[Lines of data]
○ ○ ○ ○ ○ ○ ○

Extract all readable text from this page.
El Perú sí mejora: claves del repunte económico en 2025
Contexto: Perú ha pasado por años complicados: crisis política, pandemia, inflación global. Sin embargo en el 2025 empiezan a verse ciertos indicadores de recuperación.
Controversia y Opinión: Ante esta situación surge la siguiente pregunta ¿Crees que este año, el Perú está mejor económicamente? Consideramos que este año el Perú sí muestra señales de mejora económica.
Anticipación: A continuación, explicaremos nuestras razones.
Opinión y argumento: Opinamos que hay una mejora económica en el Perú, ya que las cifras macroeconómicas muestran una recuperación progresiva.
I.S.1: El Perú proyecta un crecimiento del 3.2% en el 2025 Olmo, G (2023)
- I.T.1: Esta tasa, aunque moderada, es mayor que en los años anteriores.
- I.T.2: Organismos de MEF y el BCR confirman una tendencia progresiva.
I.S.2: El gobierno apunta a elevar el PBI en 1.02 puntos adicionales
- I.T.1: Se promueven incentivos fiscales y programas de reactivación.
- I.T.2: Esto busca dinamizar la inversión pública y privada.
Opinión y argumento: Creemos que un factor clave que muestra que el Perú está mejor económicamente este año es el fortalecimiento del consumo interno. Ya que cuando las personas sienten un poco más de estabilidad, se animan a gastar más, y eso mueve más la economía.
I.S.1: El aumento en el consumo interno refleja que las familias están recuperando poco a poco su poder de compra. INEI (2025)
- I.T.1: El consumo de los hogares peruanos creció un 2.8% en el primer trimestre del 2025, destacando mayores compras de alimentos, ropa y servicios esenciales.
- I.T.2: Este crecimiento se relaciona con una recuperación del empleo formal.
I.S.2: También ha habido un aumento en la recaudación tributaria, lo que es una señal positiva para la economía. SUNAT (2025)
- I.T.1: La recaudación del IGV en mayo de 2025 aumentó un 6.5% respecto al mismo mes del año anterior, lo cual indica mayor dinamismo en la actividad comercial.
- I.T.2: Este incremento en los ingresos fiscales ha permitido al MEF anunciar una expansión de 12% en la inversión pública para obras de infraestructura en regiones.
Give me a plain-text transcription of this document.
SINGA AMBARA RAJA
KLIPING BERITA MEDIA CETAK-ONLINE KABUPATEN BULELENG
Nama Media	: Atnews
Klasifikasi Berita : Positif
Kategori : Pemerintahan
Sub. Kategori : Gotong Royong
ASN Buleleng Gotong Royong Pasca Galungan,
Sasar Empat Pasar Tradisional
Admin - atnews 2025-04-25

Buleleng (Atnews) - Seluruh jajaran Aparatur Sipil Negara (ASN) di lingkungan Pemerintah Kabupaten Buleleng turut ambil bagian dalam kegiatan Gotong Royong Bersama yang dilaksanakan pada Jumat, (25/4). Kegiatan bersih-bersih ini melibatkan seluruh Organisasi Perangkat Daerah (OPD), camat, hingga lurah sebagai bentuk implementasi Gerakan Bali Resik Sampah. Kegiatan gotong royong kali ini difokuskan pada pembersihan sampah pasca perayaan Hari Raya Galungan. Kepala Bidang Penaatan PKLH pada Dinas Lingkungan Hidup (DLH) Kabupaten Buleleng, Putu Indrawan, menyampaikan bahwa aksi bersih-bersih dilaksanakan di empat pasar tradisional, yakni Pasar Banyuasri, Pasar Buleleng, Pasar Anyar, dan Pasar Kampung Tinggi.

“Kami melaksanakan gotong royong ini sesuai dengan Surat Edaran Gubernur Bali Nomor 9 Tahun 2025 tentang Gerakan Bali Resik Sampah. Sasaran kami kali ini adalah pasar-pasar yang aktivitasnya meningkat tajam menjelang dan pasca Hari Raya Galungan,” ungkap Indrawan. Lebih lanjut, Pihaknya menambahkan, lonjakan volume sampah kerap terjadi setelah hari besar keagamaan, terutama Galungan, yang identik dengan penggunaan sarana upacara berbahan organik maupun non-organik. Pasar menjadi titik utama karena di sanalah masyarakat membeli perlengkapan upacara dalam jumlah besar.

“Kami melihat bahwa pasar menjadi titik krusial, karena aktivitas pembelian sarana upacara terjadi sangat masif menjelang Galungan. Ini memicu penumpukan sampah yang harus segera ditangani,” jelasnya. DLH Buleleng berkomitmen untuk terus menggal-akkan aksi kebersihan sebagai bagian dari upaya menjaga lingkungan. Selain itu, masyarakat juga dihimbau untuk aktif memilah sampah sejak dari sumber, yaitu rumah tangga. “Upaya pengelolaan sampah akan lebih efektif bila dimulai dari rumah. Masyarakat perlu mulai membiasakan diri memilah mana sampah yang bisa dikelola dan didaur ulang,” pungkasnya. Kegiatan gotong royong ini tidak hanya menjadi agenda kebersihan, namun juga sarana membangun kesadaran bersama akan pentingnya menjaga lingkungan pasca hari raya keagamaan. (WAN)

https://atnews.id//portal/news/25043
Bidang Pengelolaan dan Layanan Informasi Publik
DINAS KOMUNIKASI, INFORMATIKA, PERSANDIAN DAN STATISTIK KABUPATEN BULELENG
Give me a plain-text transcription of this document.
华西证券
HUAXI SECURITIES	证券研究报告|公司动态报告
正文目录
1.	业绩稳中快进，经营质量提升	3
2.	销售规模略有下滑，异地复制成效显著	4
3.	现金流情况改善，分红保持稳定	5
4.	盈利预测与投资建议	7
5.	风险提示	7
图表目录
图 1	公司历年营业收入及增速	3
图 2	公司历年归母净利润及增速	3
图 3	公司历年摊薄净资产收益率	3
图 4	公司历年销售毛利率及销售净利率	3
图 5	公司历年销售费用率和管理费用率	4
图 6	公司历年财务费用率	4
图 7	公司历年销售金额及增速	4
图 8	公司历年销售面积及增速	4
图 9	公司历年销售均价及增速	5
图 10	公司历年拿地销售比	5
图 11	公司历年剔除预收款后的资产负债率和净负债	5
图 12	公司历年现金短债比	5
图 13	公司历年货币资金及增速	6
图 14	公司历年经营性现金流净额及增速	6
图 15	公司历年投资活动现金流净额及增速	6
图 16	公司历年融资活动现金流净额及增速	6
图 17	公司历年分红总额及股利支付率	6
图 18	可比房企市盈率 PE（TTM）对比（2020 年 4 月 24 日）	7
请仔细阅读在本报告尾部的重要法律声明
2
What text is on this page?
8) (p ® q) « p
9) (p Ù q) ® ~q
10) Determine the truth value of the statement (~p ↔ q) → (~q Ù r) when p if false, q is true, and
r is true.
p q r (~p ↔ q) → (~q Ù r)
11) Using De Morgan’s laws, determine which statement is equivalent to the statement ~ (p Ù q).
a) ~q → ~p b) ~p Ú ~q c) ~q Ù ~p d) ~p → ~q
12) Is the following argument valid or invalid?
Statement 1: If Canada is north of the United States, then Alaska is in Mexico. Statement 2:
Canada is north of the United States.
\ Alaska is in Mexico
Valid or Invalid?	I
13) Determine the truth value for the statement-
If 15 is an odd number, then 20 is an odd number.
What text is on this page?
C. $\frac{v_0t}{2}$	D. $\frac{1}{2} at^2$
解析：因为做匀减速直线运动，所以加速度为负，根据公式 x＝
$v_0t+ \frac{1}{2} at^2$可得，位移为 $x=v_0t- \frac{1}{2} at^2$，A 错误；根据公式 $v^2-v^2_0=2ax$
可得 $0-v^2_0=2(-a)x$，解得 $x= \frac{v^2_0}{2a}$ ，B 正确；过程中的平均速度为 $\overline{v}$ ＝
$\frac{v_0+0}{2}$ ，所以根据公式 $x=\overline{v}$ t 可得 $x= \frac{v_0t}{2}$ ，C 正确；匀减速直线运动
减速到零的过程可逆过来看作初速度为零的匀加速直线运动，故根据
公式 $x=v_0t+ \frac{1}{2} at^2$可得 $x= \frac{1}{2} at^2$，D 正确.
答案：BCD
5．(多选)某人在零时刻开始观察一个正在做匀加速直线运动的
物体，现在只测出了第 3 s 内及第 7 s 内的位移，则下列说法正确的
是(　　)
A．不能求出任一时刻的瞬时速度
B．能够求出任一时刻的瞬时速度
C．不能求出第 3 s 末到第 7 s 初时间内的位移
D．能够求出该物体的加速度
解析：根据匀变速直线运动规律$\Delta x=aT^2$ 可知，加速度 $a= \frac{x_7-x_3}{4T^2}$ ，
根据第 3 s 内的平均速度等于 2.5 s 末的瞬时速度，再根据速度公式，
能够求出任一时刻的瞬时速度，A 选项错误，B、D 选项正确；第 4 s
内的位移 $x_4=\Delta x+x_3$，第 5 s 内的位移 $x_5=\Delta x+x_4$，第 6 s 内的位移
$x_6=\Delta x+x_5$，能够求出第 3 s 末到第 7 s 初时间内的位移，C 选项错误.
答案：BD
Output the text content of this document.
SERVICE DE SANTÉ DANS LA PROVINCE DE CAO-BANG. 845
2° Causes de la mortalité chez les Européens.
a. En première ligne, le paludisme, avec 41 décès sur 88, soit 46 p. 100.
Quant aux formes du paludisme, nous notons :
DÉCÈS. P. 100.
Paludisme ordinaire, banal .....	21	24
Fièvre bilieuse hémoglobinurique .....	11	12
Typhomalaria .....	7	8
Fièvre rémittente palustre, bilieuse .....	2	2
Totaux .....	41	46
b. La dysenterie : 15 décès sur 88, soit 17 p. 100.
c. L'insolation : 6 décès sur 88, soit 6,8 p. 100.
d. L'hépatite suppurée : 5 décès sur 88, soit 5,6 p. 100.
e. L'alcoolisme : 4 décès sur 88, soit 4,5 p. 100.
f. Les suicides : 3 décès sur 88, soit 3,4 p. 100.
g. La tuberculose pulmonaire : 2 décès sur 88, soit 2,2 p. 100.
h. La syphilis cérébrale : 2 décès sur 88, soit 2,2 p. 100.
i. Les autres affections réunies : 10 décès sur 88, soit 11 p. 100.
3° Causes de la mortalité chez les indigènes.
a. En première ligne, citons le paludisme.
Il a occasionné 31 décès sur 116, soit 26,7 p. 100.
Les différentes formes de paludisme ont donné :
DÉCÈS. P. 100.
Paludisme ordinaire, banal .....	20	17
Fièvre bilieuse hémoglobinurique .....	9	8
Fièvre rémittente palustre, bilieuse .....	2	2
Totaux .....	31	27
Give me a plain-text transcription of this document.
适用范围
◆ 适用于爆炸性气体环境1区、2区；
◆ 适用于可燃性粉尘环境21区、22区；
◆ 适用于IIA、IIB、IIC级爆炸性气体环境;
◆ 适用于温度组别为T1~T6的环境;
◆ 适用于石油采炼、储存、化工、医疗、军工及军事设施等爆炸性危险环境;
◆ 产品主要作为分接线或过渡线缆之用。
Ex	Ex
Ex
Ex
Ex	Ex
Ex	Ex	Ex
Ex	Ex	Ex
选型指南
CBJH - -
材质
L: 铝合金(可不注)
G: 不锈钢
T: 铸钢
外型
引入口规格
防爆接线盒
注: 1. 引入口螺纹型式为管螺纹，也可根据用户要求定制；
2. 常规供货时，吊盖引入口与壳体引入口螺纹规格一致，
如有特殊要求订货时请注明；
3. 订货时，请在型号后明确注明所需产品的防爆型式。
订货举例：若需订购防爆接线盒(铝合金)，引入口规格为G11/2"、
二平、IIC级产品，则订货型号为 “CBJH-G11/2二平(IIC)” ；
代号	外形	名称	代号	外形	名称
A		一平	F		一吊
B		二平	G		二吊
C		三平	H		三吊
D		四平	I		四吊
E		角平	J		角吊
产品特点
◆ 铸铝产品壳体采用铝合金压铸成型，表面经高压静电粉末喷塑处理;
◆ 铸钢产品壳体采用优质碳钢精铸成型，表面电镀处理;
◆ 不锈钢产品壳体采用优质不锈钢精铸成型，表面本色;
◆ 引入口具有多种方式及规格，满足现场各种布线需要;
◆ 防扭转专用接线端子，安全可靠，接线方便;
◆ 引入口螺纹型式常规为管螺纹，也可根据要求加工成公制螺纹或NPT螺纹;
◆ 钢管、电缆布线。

○ ○ ○ ○ ○ ○ ○

Copy out the lines that hold "progresiva".

### CORRECT RESPONSE:
Opinión y argumento: Opinamos que hay una mejora económica en el Perú, ya que las cifras macroeconómicas muestran una recuperación progresiva.
- I.T.2: Organismos de MEF y el BCR confirman una tendencia progresiva.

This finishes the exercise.